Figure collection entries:
— Start —

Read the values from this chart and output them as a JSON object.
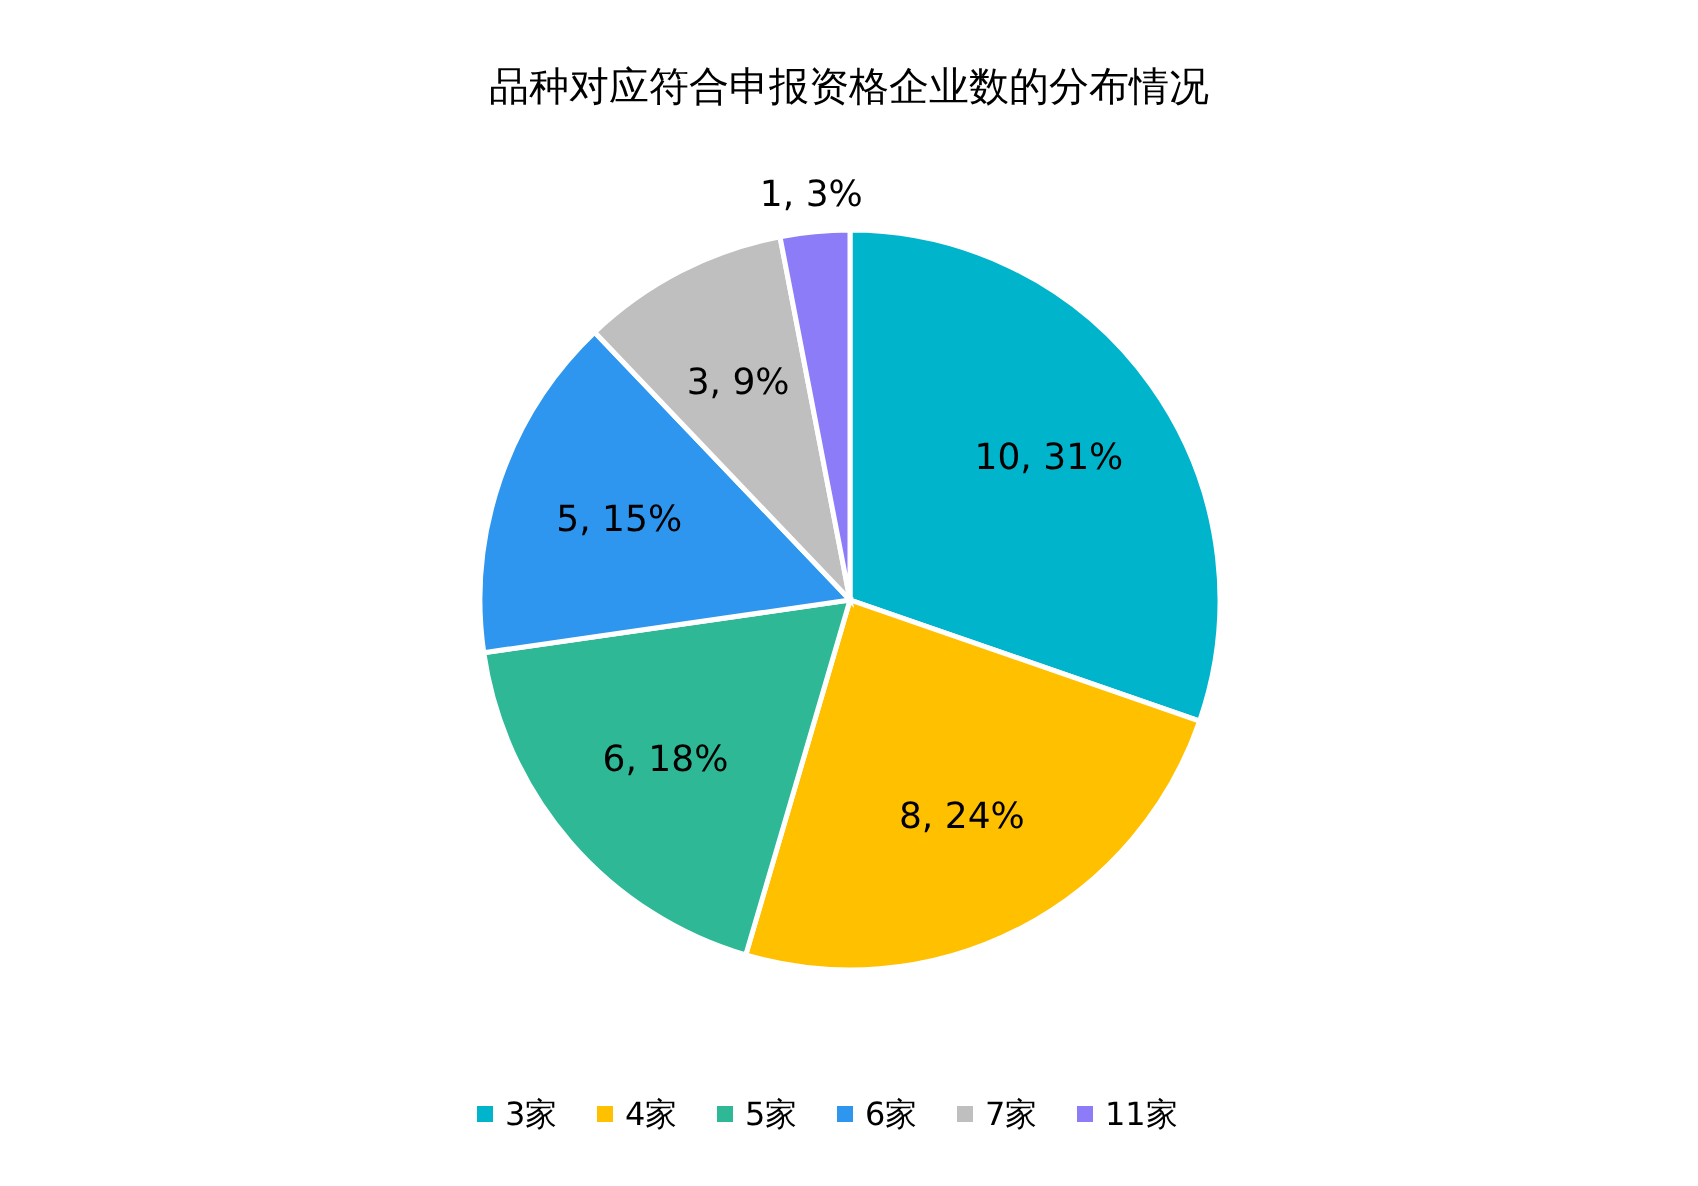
{
  "chart_data": {
    "type": "pie",
    "title": "品种对应符合申报资格企业数的分布情况",
    "categories": [
      "3家",
      "4家",
      "5家",
      "6家",
      "7家",
      "11家"
    ],
    "values": [
      10,
      8,
      6,
      5,
      3,
      1
    ],
    "colors": [
      "#00b4cc",
      "#ffc000",
      "#2eb896",
      "#2e96ee",
      "#bfbfbf",
      "#8c7cf8"
    ],
    "value_labels": [
      "10, 31%",
      "8, 24%",
      "6, 18%",
      "5, 15%",
      "3, 9%",
      "1, 3%"
    ],
    "legend": "bottom"
  }
}
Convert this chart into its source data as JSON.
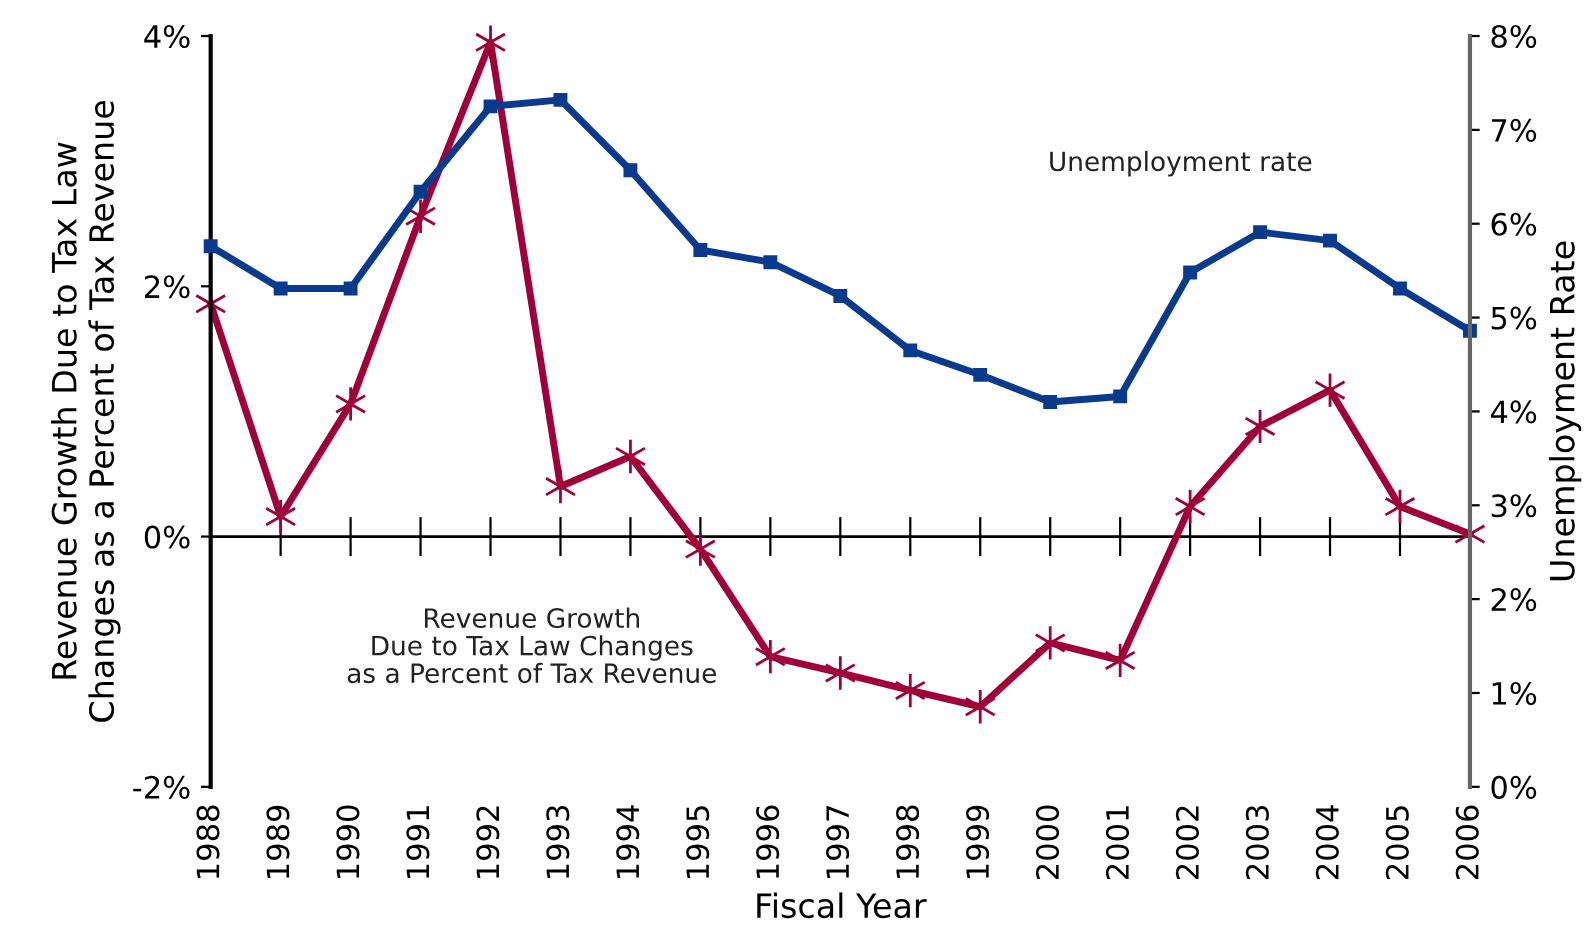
{
  "chart_data": {
    "type": "line",
    "xlabel": "Fiscal Year",
    "ylabel": "Revenue Growth Due to Tax Law\nChanges as a Percent of Tax Revenue",
    "y2label": "Unemployment Rate",
    "x": [
      1988,
      1989,
      1990,
      1991,
      1992,
      1993,
      1994,
      1995,
      1996,
      1997,
      1998,
      1999,
      2000,
      2001,
      2002,
      2003,
      2004,
      2005,
      2006
    ],
    "series": [
      {
        "name": "Unemployment rate",
        "color": "#0a3a8c",
        "axis": "y2",
        "marker": "square",
        "values": [
          5.76,
          5.31,
          5.31,
          6.34,
          7.25,
          7.32,
          6.57,
          5.72,
          5.59,
          5.23,
          4.65,
          4.39,
          4.1,
          4.16,
          5.48,
          5.91,
          5.82,
          5.31,
          4.86
        ]
      },
      {
        "name": "Revenue Growth\nDue to Tax Law Changes\nas a Percent of Tax Revenue",
        "color": "#a0003a",
        "marker": "cross",
        "values": [
          1.86,
          0.16,
          1.06,
          2.56,
          3.95,
          0.4,
          0.64,
          -0.1,
          -0.96,
          -1.09,
          -1.23,
          -1.36,
          -0.85,
          -0.99,
          0.24,
          0.88,
          1.17,
          0.24,
          0.02
        ]
      }
    ],
    "xlim": [
      1988,
      2006
    ],
    "xticks": [
      1988,
      1989,
      1990,
      1991,
      1992,
      1993,
      1994,
      1995,
      1996,
      1997,
      1998,
      1999,
      2000,
      2001,
      2002,
      2003,
      2004,
      2005,
      2006
    ],
    "ylim": [
      -2,
      4
    ],
    "yticks": [
      {
        "value": -2,
        "label": "-2%"
      },
      {
        "value": 0,
        "label": "0%"
      },
      {
        "value": 2,
        "label": "2%"
      },
      {
        "value": 4,
        "label": "4%"
      }
    ],
    "y2lim": [
      0,
      8
    ],
    "y2ticks": [
      {
        "value": 0,
        "label": "0%"
      },
      {
        "value": 1,
        "label": "1%"
      },
      {
        "value": 2,
        "label": "2%"
      },
      {
        "value": 3,
        "label": "3%"
      },
      {
        "value": 4,
        "label": "4%"
      },
      {
        "value": 5,
        "label": "5%"
      },
      {
        "value": 6,
        "label": "6%"
      },
      {
        "value": 7,
        "label": "7%"
      },
      {
        "value": 8,
        "label": "8%"
      }
    ],
    "ref_lines": [
      {
        "axis": "y",
        "value": 0,
        "color": "#000000",
        "line_style": "solid"
      }
    ],
    "grid": false,
    "legend": false,
    "line_style": "solid"
  }
}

— End —

*Task to complete:* Leave the pictures out and reproduce all of the records exactly.

*Finished task:*
Read the values from this chart and output them as a JSON object.
{
  "chart_data": {
    "type": "pie",
    "title": "品种对应符合申报资格企业数的分布情况",
    "categories": [
      "3家",
      "4家",
      "5家",
      "6家",
      "7家",
      "11家"
    ],
    "values": [
      10,
      8,
      6,
      5,
      3,
      1
    ],
    "colors": [
      "#00b4cc",
      "#ffc000",
      "#2eb896",
      "#2e96ee",
      "#bfbfbf",
      "#8c7cf8"
    ],
    "value_labels": [
      "10, 31%",
      "8, 24%",
      "6, 18%",
      "5, 15%",
      "3, 9%",
      "1, 3%"
    ],
    "legend": "bottom"
  }
}
Convert this chart into its source data as JSON.
{
  "chart_data": {
    "type": "line",
    "xlabel": "Fiscal Year",
    "ylabel": "Revenue Growth Due to Tax Law\nChanges as a Percent of Tax Revenue",
    "y2label": "Unemployment Rate",
    "x": [
      1988,
      1989,
      1990,
      1991,
      1992,
      1993,
      1994,
      1995,
      1996,
      1997,
      1998,
      1999,
      2000,
      2001,
      2002,
      2003,
      2004,
      2005,
      2006
    ],
    "series": [
      {
        "name": "Unemployment rate",
        "color": "#0a3a8c",
        "axis": "y2",
        "marker": "square",
        "values": [
          5.76,
          5.31,
          5.31,
          6.34,
          7.25,
          7.32,
          6.57,
          5.72,
          5.59,
          5.23,
          4.65,
          4.39,
          4.1,
          4.16,
          5.48,
          5.91,
          5.82,
          5.31,
          4.86
        ]
      },
      {
        "name": "Revenue Growth\nDue to Tax Law Changes\nas a Percent of Tax Revenue",
        "color": "#a0003a",
        "marker": "cross",
        "values": [
          1.86,
          0.16,
          1.06,
          2.56,
          3.95,
          0.4,
          0.64,
          -0.1,
          -0.96,
          -1.09,
          -1.23,
          -1.36,
          -0.85,
          -0.99,
          0.24,
          0.88,
          1.17,
          0.24,
          0.02
        ]
      }
    ],
    "xlim": [
      1988,
      2006
    ],
    "xticks": [
      1988,
      1989,
      1990,
      1991,
      1992,
      1993,
      1994,
      1995,
      1996,
      1997,
      1998,
      1999,
      2000,
      2001,
      2002,
      2003,
      2004,
      2005,
      2006
    ],
    "ylim": [
      -2,
      4
    ],
    "yticks": [
      {
        "value": -2,
        "label": "-2%"
      },
      {
        "value": 0,
        "label": "0%"
      },
      {
        "value": 2,
        "label": "2%"
      },
      {
        "value": 4,
        "label": "4%"
      }
    ],
    "y2lim": [
      0,
      8
    ],
    "y2ticks": [
      {
        "value": 0,
        "label": "0%"
      },
      {
        "value": 1,
        "label": "1%"
      },
      {
        "value": 2,
        "label": "2%"
      },
      {
        "value": 3,
        "label": "3%"
      },
      {
        "value": 4,
        "label": "4%"
      },
      {
        "value": 5,
        "label": "5%"
      },
      {
        "value": 6,
        "label": "6%"
      },
      {
        "value": 7,
        "label": "7%"
      },
      {
        "value": 8,
        "label": "8%"
      }
    ],
    "ref_lines": [
      {
        "axis": "y",
        "value": 0,
        "color": "#000000",
        "line_style": "solid"
      }
    ],
    "grid": false,
    "legend": false,
    "line_style": "solid"
  }
}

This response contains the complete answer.